* [GIVEN INSTRUCTION]: Would you return all of this data exactly, leaving nothing out?

Data items
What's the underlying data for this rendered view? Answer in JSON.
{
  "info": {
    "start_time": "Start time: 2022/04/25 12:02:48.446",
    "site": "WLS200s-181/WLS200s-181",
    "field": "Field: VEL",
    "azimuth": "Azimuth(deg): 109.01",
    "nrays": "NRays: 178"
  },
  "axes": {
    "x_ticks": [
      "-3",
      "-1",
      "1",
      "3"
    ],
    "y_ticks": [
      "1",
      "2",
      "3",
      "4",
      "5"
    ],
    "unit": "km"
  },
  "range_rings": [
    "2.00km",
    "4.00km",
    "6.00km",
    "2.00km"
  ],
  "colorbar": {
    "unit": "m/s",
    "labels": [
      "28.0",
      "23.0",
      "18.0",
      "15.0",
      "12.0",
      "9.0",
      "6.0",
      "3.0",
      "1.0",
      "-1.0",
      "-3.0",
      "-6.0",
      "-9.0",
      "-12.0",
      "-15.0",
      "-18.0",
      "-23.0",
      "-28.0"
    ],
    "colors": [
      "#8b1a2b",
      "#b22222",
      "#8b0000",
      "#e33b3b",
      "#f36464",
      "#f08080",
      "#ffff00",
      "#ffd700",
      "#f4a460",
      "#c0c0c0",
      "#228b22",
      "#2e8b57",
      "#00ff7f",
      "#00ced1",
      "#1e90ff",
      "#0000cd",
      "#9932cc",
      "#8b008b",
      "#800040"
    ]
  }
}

* [ANSWER TO THE EXERCISE]:
What's the underlying data for this rendered view? Answer in JSON.
{
  "info": {
    "start_time": "Start time: 2022/04/25 12:02:48.446",
    "site": "WLS200s-181/WLS200s-181",
    "field": "Field: VEL",
    "azimuth": "Azimuth(deg): 109.01",
    "nrays": "NRays: 178"
  },
  "axes": {
    "x_ticks": [
      "-3",
      "-1",
      "1",
      "3"
    ],
    "y_ticks": [
      "1",
      "2",
      "3",
      "4",
      "5"
    ],
    "unit": "km"
  },
  "range_rings": [
    "2.00km",
    "4.00km",
    "6.00km",
    "2.00km"
  ],
  "colorbar": {
    "unit": "m/s",
    "labels": [
      "28.0",
      "23.0",
      "18.0",
      "15.0",
      "12.0",
      "9.0",
      "6.0",
      "3.0",
      "1.0",
      "-1.0",
      "-3.0",
      "-6.0",
      "-9.0",
      "-12.0",
      "-15.0",
      "-18.0",
      "-23.0",
      "-28.0"
    ],
    "colors": [
      "#8b1a2b",
      "#b22222",
      "#8b0000",
      "#e33b3b",
      "#f36464",
      "#f08080",
      "#ffff00",
      "#ffd700",
      "#f4a460",
      "#c0c0c0",
      "#228b22",
      "#2e8b57",
      "#00ff7f",
      "#00ced1",
      "#1e90ff",
      "#0000cd",
      "#9932cc",
      "#8b008b",
      "#800040"
    ]
  }
}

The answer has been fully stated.